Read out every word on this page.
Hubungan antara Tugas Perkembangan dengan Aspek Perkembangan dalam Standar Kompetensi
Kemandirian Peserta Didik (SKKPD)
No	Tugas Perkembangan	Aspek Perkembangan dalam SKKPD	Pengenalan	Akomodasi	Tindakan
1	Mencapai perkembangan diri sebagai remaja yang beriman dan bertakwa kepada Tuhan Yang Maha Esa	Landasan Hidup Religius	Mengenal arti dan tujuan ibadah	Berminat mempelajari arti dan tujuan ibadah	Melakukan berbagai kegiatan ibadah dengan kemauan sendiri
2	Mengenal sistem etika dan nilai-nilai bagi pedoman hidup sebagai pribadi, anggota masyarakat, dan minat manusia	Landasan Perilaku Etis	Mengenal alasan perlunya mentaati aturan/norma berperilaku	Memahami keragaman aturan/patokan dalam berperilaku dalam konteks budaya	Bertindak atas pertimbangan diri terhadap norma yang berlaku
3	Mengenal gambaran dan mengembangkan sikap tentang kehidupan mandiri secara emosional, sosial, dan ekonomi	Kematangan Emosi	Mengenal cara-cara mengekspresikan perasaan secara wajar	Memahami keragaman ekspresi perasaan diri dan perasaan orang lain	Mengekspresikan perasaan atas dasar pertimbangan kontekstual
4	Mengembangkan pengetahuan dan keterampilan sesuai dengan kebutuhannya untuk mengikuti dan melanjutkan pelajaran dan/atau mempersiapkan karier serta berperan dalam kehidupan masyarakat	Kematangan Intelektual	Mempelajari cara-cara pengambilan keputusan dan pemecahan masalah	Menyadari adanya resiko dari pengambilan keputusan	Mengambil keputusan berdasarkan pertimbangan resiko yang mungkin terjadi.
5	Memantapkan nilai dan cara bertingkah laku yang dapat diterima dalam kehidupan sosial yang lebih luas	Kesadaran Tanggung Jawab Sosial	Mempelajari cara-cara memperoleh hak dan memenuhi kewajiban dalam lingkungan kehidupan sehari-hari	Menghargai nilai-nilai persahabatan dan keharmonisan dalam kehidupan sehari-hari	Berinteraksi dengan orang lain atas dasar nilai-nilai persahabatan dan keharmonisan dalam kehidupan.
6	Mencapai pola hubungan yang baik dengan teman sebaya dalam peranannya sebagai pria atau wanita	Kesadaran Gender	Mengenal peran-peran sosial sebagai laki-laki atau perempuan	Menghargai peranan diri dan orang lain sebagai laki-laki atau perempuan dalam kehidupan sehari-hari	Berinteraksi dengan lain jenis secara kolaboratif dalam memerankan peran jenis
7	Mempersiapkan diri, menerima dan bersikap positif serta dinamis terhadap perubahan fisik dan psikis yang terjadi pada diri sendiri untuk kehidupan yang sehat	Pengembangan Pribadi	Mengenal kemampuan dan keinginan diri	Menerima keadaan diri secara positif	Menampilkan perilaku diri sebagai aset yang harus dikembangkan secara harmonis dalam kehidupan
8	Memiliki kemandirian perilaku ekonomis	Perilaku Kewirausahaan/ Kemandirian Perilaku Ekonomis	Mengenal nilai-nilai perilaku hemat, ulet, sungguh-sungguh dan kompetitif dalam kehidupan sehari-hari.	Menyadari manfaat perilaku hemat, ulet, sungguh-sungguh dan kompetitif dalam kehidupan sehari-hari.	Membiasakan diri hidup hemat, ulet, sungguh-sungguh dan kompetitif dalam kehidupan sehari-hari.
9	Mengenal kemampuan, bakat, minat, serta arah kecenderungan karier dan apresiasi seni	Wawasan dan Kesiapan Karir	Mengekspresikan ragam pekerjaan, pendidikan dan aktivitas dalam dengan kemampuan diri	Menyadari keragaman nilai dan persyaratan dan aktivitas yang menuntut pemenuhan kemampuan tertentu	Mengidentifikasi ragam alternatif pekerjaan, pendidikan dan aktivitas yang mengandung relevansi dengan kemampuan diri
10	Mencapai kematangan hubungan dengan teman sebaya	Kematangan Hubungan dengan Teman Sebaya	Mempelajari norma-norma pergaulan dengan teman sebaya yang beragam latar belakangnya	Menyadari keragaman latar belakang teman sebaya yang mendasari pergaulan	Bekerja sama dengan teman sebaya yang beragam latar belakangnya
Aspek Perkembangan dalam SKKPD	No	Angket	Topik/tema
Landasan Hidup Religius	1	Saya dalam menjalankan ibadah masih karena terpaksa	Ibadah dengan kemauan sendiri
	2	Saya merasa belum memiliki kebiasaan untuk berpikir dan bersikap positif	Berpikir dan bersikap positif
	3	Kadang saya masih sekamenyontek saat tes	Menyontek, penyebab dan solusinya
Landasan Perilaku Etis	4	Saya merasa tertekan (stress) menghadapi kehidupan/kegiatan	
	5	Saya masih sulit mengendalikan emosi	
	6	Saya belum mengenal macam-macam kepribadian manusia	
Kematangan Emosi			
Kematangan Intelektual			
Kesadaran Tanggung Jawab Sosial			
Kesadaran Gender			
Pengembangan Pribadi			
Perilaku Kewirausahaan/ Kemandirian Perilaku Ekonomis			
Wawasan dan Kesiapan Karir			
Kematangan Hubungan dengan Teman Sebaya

:::::

- Task instructions:
Your task is to gather every line with the word "Jawab" and copy it.

- Exercise result:
5	Memantapkan nilai dan cara bertingkah laku yang dapat diterima dalam kehidupan sosial yang lebih luas	Kesadaran Tanggung Jawab Sosial	Mempelajari cara-cara memperoleh hak dan memenuhi kewajiban dalam lingkungan kehidupan sehari-hari	Menghargai nilai-nilai persahabatan dan keharmonisan dalam kehidupan sehari-hari	Berinteraksi dengan orang lain atas dasar nilai-nilai persahabatan dan keharmonisan dalam kehidupan.
Kesadaran Tanggung Jawab Sosial			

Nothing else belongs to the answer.